#### SHORT TASK:
Find every line in the records that holds the string "ribbon". Copy each one.

Excerpt from a dataset:
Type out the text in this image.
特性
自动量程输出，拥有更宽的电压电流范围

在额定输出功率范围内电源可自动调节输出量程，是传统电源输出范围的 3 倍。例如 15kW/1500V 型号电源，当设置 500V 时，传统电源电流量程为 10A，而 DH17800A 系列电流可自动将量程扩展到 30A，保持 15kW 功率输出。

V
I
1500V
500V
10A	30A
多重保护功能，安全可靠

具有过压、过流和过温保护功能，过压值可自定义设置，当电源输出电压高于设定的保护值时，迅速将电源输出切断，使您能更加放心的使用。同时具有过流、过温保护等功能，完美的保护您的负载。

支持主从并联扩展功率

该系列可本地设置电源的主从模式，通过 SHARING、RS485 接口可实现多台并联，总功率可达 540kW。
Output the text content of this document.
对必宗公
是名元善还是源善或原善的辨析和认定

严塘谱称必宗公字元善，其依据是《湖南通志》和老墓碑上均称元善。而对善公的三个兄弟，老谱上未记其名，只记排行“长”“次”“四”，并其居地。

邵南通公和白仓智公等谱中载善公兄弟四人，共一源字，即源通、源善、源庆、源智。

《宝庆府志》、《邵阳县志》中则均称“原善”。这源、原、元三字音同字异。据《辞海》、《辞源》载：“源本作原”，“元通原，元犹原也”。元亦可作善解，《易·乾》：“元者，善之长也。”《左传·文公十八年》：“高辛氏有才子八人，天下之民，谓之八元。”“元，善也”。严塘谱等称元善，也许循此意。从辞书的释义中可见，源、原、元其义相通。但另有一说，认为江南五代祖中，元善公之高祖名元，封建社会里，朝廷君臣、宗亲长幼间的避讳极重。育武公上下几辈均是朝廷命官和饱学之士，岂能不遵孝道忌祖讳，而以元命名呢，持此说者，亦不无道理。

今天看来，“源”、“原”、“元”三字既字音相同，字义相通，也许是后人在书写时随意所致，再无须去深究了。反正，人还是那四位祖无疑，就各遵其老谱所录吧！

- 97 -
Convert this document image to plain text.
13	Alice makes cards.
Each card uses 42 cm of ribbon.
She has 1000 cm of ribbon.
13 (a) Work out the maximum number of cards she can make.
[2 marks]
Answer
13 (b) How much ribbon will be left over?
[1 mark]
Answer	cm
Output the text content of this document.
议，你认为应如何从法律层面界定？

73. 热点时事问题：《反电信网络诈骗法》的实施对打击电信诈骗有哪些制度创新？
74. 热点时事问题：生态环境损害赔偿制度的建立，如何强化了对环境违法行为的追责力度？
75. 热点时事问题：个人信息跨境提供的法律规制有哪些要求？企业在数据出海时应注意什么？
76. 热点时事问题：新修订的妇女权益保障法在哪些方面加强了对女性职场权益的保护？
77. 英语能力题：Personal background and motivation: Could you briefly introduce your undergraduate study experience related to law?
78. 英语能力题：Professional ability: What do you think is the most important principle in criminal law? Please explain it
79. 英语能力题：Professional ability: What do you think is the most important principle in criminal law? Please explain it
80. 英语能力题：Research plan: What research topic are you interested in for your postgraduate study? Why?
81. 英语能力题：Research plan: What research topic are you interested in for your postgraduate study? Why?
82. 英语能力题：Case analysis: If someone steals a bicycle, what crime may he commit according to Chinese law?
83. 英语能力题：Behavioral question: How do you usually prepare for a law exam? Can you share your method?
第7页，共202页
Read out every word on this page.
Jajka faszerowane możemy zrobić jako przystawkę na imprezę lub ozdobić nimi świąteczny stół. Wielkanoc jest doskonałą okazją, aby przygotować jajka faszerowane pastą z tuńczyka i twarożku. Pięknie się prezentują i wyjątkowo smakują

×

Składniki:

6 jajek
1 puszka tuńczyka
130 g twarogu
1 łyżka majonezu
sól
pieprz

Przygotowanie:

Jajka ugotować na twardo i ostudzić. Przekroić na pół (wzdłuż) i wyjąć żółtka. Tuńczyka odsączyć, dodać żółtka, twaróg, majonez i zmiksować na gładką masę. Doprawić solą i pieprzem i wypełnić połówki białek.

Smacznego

#### FINISHED TASK:
Each card uses 42 cm of ribbon.
She has 1000 cm of ribbon.
13 (b) How much ribbon will be left over?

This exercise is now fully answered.